┌──

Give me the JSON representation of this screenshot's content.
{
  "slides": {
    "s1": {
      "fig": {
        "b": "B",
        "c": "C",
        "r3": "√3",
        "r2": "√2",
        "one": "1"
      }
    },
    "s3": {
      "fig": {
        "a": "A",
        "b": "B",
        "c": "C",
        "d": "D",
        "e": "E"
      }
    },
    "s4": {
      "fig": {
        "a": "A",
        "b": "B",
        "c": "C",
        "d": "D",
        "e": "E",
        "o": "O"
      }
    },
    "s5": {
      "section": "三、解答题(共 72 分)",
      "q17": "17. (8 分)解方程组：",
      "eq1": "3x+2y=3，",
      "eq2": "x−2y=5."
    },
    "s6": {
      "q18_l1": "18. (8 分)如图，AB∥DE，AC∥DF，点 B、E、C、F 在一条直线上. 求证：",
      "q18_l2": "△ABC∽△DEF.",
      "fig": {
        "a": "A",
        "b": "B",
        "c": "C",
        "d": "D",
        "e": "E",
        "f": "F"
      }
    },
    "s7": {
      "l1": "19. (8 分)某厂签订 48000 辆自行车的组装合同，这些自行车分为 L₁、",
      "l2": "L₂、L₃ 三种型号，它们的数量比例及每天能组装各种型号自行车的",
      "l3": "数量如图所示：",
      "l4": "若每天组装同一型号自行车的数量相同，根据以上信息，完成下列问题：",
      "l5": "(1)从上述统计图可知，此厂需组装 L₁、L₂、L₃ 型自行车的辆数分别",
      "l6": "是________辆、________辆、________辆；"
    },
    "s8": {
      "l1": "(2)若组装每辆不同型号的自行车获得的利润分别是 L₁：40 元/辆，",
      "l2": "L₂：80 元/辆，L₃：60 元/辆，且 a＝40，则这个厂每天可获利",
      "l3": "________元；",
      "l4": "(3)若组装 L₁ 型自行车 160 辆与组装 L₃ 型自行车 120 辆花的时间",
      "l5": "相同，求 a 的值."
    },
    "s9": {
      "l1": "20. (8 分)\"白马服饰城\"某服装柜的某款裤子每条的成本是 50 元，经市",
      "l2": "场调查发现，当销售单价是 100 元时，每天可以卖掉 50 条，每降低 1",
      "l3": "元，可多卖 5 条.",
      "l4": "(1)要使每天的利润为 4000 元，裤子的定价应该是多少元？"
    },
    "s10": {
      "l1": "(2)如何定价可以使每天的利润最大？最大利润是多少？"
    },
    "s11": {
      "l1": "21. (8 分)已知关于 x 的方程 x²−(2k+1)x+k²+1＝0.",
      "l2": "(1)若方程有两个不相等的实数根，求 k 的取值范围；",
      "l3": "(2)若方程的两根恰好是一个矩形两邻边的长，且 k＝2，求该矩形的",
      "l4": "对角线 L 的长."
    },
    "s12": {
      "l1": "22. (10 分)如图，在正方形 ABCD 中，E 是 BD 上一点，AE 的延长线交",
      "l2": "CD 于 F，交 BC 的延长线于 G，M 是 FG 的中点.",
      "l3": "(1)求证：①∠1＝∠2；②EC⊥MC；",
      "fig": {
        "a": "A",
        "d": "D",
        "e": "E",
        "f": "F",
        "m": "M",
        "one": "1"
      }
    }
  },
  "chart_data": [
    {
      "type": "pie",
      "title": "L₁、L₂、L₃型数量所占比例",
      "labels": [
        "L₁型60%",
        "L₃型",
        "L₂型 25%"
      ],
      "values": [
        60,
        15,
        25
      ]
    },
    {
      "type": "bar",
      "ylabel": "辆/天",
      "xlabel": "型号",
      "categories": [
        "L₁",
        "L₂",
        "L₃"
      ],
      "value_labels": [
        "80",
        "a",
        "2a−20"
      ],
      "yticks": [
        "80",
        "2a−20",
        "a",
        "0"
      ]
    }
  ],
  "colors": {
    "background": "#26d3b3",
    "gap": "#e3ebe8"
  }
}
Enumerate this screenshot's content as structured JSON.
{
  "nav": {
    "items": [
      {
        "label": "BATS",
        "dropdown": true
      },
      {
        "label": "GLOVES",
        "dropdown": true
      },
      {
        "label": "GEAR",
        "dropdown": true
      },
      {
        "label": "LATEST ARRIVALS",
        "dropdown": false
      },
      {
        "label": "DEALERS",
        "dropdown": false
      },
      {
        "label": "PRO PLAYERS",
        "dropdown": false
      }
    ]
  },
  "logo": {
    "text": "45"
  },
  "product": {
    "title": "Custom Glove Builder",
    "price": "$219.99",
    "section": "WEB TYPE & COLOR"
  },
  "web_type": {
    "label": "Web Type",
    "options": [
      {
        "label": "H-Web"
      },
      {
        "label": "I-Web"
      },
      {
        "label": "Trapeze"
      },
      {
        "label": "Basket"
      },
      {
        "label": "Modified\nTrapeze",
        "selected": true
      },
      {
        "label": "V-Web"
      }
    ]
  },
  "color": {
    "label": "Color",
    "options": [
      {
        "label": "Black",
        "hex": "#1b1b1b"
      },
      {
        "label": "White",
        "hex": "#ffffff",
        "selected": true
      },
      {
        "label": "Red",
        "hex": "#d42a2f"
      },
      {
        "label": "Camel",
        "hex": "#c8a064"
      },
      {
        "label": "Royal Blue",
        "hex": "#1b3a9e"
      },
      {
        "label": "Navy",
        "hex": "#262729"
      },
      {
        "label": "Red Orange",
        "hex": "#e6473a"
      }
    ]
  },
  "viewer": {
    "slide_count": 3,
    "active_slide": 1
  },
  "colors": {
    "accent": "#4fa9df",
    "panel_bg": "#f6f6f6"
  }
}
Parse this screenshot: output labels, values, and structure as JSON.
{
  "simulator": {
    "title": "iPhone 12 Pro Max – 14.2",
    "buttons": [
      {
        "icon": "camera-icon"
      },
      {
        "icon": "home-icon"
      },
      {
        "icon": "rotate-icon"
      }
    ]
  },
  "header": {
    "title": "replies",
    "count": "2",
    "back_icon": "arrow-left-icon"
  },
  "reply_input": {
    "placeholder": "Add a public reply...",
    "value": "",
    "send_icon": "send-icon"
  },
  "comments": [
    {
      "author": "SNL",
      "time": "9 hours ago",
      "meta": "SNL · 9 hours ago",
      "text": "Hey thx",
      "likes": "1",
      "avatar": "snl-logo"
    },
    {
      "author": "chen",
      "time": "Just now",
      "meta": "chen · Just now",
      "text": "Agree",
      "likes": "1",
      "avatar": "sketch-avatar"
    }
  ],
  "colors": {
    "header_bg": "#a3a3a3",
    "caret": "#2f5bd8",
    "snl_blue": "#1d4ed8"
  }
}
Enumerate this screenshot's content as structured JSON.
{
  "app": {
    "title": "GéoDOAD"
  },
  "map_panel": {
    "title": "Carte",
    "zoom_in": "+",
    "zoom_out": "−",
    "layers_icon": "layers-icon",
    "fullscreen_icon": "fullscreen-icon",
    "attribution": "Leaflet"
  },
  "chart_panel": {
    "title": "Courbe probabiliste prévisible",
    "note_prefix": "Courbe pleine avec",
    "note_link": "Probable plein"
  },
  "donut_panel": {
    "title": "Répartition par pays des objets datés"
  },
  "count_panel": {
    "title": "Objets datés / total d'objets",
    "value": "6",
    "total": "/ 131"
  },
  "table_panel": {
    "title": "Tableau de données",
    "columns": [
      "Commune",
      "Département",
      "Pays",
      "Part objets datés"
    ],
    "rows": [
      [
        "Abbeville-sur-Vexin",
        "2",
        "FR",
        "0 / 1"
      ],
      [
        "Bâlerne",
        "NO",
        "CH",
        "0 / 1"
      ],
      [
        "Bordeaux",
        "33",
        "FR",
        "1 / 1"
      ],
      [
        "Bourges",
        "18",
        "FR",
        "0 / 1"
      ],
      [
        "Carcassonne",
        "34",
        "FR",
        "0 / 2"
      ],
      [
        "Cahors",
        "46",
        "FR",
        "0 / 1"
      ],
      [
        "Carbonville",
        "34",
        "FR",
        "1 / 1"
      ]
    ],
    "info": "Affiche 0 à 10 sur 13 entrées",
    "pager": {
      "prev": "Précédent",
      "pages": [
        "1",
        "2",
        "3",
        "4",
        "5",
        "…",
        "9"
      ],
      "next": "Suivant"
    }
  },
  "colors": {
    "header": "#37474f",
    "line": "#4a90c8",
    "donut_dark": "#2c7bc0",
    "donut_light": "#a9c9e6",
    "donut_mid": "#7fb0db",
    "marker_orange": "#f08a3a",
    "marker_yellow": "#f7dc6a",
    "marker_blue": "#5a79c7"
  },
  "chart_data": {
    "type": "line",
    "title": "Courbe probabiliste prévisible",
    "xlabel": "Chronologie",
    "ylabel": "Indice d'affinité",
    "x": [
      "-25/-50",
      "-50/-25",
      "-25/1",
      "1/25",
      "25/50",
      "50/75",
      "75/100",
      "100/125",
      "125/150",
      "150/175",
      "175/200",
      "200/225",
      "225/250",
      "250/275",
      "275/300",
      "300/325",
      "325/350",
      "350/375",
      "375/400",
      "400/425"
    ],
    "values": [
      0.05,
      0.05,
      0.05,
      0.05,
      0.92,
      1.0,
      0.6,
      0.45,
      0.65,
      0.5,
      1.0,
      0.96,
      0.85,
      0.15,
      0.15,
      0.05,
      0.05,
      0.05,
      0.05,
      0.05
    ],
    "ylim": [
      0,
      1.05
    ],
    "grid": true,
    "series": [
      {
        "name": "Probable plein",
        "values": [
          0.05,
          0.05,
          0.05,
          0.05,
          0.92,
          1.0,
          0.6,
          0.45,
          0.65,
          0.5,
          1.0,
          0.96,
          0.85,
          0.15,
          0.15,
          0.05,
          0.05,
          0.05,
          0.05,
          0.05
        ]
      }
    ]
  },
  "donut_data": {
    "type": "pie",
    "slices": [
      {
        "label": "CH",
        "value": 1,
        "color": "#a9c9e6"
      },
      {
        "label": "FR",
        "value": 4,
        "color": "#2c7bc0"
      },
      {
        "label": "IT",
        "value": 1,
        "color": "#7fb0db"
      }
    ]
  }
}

└──

** INSTRUCTION **
Of the lines above, how many include the word "Probable"? Reply with the number alone.

** RESULT BELOW **
2